• [STATED PROBLEM]:
Keep the pictures out of the copy and repeat the records exactly.

• [RECORDS FOR THIS EXERCISE]:
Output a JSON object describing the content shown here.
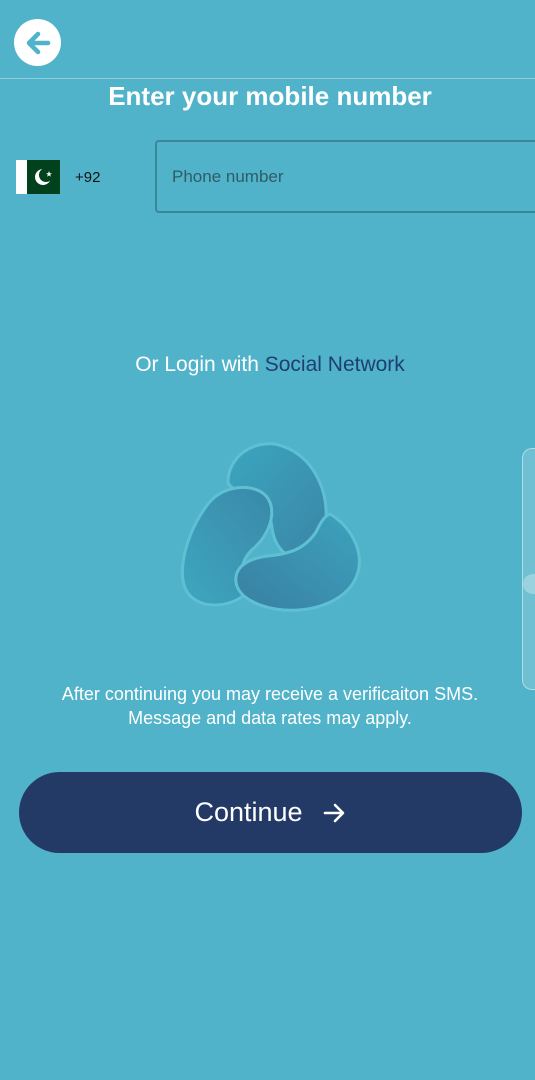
{
  "header": {
    "title": "Enter your mobile number"
  },
  "phone": {
    "country_flag": "pakistan-flag-icon",
    "dial_code": "+92",
    "placeholder": "Phone number",
    "value": ""
  },
  "social": {
    "prefix": "Or Login with ",
    "link_label": "Social Network"
  },
  "notice": {
    "line1": "After continuing you may receive a verificaiton SMS.",
    "line2": "Message and data rates may apply."
  },
  "continue": {
    "label": "Continue"
  },
  "colors": {
    "background": "#50b3c9",
    "button": "#243a66",
    "link": "#1f3f73",
    "flag_green": "#01411c"
  }
}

• [RESULT]:
Output a JSON object describing the content shown here.
{
  "header": {
    "title": "Enter your mobile number"
  },
  "phone": {
    "country_flag": "pakistan-flag-icon",
    "dial_code": "+92",
    "placeholder": "Phone number",
    "value": ""
  },
  "social": {
    "prefix": "Or Login with ",
    "link_label": "Social Network"
  },
  "notice": {
    "line1": "After continuing you may receive a verificaiton SMS.",
    "line2": "Message and data rates may apply."
  },
  "continue": {
    "label": "Continue"
  },
  "colors": {
    "background": "#50b3c9",
    "button": "#243a66",
    "link": "#1f3f73",
    "flag_green": "#01411c"
  }
}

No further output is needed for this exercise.